= Material to process =
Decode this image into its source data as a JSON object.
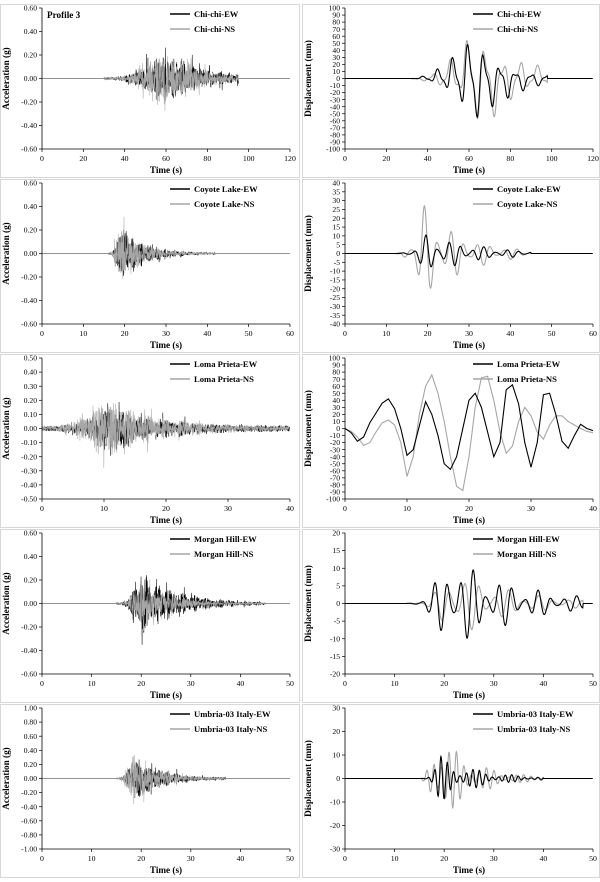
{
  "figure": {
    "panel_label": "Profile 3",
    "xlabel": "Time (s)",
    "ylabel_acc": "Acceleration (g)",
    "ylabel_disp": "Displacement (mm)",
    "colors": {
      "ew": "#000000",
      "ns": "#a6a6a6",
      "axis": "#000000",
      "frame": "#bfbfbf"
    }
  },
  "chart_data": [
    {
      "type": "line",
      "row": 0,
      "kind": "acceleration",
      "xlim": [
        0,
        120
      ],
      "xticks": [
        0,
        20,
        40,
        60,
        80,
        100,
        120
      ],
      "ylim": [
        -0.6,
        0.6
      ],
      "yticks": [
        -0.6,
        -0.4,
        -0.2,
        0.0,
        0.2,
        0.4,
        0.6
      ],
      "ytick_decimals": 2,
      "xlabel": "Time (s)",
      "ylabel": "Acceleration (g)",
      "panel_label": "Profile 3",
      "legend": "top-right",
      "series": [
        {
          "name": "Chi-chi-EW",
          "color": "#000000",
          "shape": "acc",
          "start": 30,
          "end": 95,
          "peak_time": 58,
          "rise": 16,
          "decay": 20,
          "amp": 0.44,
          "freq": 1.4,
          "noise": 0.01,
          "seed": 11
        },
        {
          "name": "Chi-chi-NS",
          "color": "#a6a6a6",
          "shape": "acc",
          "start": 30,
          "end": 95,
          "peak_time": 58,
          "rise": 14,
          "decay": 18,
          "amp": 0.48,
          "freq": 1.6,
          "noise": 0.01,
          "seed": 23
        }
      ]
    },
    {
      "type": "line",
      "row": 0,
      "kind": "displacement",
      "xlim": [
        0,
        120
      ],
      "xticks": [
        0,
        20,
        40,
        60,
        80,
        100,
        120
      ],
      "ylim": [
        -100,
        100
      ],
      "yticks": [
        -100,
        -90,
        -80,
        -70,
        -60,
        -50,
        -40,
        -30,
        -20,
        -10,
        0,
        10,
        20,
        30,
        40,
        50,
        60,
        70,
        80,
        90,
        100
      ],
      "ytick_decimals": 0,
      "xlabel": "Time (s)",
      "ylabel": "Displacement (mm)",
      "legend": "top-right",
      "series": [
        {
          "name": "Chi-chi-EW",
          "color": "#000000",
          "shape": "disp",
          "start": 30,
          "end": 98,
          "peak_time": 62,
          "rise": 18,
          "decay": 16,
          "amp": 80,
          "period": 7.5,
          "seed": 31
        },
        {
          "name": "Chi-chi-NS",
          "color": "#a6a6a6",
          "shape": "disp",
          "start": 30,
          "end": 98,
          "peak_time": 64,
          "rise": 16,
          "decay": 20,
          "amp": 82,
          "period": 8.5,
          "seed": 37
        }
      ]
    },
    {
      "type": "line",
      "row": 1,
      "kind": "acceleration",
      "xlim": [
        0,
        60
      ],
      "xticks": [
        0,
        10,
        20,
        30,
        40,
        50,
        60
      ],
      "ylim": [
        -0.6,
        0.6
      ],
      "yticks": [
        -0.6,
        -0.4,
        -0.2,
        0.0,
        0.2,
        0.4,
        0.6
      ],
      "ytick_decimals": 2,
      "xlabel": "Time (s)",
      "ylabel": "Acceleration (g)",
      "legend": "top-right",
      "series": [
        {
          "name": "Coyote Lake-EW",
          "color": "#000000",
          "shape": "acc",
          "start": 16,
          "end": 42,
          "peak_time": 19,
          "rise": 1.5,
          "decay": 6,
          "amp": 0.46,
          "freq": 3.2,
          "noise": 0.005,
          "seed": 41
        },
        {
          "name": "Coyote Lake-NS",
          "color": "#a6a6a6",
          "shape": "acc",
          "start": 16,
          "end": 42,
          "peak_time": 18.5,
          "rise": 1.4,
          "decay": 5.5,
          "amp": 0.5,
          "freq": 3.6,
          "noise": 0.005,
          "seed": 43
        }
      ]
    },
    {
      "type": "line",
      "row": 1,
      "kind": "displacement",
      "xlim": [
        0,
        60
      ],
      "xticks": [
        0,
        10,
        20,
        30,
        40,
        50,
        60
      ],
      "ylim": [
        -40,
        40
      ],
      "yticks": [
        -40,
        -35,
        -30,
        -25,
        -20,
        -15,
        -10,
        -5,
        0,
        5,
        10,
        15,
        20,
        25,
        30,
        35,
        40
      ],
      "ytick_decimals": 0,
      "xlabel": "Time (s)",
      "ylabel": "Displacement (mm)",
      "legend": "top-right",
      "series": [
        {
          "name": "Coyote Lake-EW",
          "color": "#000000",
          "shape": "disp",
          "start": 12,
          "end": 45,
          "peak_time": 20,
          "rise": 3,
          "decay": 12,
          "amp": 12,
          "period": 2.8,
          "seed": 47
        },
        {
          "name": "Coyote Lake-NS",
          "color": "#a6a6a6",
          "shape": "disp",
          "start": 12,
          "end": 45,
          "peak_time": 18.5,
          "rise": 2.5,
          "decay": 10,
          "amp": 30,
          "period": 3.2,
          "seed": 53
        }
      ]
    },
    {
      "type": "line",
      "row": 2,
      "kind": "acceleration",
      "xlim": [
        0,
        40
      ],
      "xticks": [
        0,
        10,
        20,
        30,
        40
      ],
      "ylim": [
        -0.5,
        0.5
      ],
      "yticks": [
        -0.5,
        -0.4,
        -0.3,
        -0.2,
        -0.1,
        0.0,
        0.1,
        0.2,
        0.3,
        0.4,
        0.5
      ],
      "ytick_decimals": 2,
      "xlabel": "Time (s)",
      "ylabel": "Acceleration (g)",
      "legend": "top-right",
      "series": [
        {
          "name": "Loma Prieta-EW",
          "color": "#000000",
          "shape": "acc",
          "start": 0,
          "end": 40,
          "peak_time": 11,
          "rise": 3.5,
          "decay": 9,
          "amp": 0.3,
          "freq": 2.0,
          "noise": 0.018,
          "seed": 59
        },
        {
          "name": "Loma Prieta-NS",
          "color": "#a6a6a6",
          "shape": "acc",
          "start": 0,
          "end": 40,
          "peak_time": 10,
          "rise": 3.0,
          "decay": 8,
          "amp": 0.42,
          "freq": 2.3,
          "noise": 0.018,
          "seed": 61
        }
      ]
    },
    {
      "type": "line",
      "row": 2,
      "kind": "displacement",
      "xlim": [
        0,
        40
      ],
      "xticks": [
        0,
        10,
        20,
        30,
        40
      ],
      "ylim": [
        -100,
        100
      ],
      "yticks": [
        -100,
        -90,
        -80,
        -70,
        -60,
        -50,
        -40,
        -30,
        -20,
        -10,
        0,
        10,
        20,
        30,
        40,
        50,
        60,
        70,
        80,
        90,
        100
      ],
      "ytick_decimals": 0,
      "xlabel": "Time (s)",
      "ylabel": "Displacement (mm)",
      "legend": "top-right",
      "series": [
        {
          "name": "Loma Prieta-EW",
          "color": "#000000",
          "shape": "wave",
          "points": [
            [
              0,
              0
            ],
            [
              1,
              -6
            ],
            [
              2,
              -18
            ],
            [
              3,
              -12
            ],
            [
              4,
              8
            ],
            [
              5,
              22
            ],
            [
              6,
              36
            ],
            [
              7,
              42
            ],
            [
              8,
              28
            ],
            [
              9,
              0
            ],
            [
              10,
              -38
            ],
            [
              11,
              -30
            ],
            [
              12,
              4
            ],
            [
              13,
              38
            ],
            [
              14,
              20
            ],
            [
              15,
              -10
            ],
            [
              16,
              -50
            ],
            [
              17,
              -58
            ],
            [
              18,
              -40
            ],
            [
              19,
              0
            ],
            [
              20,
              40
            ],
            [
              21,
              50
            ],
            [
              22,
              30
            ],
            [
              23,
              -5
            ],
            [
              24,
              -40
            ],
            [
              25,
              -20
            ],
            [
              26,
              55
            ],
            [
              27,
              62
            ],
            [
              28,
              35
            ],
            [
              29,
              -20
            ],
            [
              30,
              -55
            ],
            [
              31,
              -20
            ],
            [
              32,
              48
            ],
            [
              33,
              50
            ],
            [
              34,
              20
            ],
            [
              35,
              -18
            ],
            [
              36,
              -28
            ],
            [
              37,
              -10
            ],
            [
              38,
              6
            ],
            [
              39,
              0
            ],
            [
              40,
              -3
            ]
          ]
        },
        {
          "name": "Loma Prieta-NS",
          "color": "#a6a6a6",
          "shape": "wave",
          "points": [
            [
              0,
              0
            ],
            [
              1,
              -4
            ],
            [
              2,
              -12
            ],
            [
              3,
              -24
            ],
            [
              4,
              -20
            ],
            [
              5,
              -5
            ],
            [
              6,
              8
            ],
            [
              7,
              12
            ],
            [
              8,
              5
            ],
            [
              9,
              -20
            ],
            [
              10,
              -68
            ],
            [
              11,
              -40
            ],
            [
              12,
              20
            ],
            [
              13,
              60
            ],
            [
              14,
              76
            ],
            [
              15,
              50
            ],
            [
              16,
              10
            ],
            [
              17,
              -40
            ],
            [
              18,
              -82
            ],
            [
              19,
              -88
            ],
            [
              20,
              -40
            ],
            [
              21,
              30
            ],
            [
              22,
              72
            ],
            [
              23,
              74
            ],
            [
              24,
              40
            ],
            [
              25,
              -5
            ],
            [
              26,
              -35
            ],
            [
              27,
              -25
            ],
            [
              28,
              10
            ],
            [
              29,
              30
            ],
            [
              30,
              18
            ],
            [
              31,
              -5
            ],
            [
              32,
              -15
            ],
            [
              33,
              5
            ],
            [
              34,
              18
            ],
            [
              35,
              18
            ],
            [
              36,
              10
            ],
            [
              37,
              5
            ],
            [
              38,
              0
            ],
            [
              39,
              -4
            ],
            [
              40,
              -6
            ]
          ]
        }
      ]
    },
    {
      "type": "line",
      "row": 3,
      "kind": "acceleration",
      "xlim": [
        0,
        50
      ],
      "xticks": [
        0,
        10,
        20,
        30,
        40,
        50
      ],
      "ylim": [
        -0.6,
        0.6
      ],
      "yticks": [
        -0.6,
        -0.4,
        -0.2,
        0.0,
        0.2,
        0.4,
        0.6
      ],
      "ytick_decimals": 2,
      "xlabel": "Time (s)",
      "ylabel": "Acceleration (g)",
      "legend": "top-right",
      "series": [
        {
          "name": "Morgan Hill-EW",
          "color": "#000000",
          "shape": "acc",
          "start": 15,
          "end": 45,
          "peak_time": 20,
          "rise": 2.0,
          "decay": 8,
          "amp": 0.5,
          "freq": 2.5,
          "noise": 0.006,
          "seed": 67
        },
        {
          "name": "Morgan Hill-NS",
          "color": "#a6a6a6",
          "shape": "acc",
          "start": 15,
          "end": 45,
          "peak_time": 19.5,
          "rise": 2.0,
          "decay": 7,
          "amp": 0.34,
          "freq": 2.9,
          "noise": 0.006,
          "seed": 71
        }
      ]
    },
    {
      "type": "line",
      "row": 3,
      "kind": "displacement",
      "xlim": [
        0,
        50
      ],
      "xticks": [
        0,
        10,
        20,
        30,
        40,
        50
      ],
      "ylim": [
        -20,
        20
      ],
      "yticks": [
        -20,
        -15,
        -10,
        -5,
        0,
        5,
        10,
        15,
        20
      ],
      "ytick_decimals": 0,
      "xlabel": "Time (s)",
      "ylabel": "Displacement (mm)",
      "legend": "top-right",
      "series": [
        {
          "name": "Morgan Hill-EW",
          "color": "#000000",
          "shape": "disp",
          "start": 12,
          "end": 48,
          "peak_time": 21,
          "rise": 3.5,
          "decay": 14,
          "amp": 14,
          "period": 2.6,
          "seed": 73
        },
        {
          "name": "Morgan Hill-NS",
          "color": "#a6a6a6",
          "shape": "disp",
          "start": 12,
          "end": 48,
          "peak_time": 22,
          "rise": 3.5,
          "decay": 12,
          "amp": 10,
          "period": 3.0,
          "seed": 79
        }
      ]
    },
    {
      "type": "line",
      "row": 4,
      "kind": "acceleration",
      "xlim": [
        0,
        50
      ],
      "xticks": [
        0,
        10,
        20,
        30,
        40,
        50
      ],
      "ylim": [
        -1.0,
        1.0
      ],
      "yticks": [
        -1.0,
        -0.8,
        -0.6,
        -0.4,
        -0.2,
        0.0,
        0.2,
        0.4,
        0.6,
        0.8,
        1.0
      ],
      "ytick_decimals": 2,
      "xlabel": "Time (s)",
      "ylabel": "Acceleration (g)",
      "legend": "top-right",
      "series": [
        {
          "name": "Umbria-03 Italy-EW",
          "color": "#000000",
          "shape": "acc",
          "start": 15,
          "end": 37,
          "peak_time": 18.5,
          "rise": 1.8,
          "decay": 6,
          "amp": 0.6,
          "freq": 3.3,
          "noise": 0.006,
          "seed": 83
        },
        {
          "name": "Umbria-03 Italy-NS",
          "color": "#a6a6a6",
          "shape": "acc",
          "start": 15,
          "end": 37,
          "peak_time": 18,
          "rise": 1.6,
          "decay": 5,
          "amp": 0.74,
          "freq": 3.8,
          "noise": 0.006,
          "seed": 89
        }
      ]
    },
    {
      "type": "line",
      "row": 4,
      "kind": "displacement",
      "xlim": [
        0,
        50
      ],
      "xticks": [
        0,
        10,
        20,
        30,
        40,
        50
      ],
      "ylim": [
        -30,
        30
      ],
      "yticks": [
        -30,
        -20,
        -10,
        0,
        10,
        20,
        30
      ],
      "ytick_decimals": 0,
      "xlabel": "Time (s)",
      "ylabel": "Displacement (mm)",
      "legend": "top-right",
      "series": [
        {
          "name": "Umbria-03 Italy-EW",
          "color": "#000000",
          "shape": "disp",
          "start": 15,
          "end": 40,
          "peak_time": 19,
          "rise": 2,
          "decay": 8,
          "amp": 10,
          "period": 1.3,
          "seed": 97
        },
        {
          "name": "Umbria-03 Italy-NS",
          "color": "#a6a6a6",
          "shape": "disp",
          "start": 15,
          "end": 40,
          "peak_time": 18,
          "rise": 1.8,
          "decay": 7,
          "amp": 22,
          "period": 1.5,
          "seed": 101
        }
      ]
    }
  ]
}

= What needs to be done =
On how many lines does the word "period" appear? Answer with only the number.

= Correct output =
8